> **Exercise goal**
Copy each line of the entries beneath that contains the word "title".

************

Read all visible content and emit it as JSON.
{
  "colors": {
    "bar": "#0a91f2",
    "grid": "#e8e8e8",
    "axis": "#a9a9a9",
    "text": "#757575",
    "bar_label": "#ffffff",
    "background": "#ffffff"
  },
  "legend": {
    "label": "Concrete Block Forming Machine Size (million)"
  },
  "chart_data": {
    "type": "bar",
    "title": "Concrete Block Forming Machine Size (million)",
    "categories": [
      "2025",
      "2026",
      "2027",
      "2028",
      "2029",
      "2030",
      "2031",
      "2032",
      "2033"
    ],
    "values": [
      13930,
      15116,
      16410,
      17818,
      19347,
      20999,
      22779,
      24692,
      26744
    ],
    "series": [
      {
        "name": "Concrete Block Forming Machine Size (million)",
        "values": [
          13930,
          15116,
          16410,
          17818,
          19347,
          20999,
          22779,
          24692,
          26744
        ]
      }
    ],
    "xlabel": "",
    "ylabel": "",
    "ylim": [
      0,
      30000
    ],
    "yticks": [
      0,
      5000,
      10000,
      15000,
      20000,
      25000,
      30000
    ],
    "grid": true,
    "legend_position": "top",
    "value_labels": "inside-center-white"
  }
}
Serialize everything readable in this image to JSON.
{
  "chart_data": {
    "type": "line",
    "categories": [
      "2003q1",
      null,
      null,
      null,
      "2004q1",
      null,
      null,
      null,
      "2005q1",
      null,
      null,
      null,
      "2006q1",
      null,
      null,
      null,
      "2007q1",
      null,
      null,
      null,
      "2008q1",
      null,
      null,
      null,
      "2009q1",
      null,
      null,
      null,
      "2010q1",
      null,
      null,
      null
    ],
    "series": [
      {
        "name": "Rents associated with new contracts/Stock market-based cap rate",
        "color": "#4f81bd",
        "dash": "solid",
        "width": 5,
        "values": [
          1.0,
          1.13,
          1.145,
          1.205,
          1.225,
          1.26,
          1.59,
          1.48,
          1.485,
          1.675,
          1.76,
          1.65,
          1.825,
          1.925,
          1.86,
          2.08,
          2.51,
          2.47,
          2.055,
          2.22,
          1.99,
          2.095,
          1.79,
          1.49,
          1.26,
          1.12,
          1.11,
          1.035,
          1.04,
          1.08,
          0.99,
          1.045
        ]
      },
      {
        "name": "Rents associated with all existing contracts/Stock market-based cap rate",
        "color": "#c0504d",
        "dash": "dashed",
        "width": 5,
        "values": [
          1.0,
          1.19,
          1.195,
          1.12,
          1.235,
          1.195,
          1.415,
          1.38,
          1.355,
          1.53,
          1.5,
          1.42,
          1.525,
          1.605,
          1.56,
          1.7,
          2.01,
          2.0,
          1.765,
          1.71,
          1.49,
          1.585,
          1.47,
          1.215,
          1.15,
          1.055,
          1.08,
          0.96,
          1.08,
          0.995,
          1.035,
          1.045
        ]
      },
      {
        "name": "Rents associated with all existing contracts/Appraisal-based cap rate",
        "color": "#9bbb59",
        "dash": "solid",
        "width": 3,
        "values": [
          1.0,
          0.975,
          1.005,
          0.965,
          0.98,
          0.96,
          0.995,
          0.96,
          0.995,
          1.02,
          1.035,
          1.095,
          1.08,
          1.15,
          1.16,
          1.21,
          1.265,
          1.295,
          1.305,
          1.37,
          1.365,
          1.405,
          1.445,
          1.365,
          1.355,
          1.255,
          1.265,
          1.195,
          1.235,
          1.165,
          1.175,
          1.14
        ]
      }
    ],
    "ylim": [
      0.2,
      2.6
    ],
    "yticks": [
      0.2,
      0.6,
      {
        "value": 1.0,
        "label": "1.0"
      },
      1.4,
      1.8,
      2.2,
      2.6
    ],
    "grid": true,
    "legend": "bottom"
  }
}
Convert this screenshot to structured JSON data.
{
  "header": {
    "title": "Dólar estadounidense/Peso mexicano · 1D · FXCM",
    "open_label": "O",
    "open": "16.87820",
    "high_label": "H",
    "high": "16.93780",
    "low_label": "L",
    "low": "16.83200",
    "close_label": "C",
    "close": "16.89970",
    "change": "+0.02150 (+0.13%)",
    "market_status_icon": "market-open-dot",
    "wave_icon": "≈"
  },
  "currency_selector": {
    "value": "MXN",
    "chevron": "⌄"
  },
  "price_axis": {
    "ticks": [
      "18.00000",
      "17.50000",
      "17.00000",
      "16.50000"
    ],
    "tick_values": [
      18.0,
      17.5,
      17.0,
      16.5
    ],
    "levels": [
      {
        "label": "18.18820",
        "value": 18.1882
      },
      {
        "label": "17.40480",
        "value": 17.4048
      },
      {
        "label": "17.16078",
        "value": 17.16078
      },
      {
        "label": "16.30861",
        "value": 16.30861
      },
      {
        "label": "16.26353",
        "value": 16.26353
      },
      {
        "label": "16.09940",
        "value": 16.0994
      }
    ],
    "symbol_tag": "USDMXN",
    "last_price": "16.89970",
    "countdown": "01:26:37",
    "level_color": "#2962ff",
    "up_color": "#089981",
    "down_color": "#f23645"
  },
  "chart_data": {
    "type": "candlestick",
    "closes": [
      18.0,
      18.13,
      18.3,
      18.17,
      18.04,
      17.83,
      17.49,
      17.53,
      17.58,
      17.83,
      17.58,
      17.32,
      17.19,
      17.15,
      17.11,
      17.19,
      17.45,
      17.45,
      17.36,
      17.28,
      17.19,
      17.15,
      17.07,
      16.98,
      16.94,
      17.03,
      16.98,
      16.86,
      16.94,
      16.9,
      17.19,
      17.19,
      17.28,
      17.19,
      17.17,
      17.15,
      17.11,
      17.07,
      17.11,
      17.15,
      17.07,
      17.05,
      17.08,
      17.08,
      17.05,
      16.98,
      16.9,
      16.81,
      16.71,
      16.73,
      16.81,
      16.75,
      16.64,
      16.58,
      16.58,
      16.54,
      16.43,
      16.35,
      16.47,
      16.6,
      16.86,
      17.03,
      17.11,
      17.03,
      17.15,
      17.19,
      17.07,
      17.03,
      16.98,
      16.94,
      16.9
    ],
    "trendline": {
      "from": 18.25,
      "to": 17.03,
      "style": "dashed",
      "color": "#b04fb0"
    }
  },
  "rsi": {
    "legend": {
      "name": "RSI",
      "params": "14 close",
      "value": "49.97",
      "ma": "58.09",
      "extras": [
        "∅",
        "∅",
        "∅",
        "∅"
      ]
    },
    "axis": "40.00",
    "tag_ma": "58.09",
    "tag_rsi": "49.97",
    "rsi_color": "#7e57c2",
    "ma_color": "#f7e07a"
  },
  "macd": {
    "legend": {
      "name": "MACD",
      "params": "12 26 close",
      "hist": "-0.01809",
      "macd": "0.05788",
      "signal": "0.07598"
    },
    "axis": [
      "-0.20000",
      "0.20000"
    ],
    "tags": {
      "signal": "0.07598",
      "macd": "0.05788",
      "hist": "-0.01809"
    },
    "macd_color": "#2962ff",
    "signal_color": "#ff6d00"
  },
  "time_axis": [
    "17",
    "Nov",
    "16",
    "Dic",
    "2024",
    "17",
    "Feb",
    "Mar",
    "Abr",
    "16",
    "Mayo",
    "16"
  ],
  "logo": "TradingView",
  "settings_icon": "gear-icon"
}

************

> **Task response**
    "title": "Concrete Block Forming Machine Size (million)",
    "title": "Dólar estadounidense/Peso mexicano · 1D · FXCM",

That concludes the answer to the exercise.